[[ Passage shown, beginning ]]
By Catherine Villareale, CFCC Student Fellow 2012-2013
Courts struggle with effective ways to deal with individuals whose mental health issues lead to criminal behavior. This is especially true for courts responsible for adjudicating juvenile delinquency. Childhood exposure to violence can impact children’s social and emotional development. It has been linked to poor social functioning and mental health issues, including depression, low self-esteem, anxiety, and depression. Some children repeatedly exposed to violence, particularly violence in the home, develop PTSD with symptoms such as re-experiencing, avoidance, numbing, attachment issues, and impulsivity and inattentiveness that mimic the symptoms of AD/HD1. Children involved in the court system, both the delinquency and abuse and neglect systems, have higher trauma exposure rates than other children. They need access to mental health services and treatment programs that can provide appropriate intervention, and they need a trauma-informed court system that can work in tandem with these providers.
[[ Passage shown, end ]]
[[ Extracted information, beginning ]]
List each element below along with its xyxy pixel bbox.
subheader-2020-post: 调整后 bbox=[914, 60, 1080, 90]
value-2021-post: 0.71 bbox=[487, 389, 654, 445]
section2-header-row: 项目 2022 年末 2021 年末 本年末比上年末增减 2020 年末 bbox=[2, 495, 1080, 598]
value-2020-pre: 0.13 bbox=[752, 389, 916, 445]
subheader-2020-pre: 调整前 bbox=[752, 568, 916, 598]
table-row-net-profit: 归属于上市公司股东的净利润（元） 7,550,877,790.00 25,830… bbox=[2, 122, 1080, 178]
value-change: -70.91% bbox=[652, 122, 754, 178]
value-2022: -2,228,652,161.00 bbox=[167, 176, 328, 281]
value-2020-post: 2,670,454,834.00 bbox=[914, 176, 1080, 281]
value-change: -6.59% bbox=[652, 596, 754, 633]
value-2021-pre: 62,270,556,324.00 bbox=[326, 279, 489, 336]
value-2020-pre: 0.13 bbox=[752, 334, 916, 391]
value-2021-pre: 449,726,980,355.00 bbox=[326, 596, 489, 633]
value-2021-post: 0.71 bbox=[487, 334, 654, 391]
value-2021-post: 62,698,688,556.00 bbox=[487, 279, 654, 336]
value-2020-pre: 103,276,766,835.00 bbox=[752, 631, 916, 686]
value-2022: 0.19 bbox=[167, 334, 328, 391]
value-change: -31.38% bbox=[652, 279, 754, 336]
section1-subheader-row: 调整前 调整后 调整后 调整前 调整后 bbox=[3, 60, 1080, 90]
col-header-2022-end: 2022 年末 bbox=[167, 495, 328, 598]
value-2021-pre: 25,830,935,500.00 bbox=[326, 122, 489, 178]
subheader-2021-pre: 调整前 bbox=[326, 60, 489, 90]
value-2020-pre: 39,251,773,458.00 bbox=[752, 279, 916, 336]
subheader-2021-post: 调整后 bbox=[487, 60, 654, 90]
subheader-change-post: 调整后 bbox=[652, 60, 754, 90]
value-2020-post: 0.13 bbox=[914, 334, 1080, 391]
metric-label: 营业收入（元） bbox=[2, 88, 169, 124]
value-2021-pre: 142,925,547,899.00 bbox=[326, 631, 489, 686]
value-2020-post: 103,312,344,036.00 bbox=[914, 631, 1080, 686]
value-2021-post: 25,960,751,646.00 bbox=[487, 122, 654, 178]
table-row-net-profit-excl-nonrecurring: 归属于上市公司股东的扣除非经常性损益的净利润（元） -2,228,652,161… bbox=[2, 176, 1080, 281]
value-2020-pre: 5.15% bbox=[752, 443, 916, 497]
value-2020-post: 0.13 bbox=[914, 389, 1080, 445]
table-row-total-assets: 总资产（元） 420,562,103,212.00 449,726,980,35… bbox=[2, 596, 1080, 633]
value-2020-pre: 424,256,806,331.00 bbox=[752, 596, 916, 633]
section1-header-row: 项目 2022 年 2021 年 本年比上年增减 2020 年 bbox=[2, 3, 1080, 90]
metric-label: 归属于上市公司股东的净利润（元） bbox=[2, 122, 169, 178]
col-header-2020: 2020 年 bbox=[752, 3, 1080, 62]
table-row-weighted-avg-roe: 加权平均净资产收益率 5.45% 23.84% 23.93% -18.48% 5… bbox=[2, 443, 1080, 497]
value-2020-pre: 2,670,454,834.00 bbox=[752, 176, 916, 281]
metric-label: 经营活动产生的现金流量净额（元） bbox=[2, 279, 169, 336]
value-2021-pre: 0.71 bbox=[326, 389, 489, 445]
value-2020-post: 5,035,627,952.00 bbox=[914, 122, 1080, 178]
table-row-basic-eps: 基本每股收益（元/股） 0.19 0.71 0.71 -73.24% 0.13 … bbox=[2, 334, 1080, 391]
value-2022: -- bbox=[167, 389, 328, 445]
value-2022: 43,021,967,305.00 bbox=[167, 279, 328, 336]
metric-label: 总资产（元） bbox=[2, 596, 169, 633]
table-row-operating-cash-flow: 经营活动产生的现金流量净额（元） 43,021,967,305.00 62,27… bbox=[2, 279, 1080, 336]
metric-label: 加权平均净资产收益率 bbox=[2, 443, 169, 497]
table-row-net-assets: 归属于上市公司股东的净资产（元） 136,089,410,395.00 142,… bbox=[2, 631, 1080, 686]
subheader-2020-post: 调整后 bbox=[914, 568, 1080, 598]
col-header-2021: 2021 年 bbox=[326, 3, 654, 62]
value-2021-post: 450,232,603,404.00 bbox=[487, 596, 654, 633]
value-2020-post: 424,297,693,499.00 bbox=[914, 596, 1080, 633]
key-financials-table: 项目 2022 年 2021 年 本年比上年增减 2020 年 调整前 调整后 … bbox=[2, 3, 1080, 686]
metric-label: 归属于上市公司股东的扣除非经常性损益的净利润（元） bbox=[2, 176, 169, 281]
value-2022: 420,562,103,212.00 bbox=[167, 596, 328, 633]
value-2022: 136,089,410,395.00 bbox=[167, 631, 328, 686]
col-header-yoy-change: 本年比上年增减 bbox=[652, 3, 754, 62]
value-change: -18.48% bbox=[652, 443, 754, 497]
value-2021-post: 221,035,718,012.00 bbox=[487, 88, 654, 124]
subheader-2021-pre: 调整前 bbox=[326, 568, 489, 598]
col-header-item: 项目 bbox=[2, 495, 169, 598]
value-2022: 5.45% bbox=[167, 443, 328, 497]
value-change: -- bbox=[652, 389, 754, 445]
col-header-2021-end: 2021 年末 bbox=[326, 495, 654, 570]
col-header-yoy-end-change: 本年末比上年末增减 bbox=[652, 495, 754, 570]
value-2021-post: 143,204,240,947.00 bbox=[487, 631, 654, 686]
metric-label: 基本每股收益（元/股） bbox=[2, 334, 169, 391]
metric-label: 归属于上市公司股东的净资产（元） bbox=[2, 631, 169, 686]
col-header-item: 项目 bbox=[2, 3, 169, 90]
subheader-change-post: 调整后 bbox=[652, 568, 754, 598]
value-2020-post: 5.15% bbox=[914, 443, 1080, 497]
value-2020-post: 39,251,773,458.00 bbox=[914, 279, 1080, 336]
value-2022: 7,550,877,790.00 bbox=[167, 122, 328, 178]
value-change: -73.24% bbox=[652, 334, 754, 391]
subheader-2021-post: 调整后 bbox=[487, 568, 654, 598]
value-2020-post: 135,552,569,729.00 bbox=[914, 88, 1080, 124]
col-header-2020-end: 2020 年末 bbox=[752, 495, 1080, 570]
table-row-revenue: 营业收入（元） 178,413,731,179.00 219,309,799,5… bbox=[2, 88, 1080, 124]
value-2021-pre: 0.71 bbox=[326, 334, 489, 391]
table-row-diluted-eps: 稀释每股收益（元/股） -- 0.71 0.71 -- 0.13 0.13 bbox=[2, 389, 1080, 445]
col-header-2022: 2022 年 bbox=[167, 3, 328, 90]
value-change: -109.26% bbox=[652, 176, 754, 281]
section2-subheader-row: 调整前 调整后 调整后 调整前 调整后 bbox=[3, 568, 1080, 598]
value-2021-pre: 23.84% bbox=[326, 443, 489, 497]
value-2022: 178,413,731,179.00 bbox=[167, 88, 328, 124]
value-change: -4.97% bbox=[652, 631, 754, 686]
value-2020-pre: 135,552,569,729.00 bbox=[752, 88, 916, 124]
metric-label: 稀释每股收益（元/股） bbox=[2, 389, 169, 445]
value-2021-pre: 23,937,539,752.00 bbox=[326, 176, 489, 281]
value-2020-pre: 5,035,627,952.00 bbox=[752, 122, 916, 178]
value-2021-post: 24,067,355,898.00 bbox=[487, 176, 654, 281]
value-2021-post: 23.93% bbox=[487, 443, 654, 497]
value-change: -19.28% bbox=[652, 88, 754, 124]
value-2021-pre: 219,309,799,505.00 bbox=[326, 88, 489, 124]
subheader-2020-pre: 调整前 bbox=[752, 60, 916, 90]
[[ Extracted information, end ]]
Brief
Please answer from the passage on childhood trauma and the courts: which children have higher trauma exposure rates than other children?

Your response
Children involved in the court system, in both the delinquency and the abuse and neglect systems.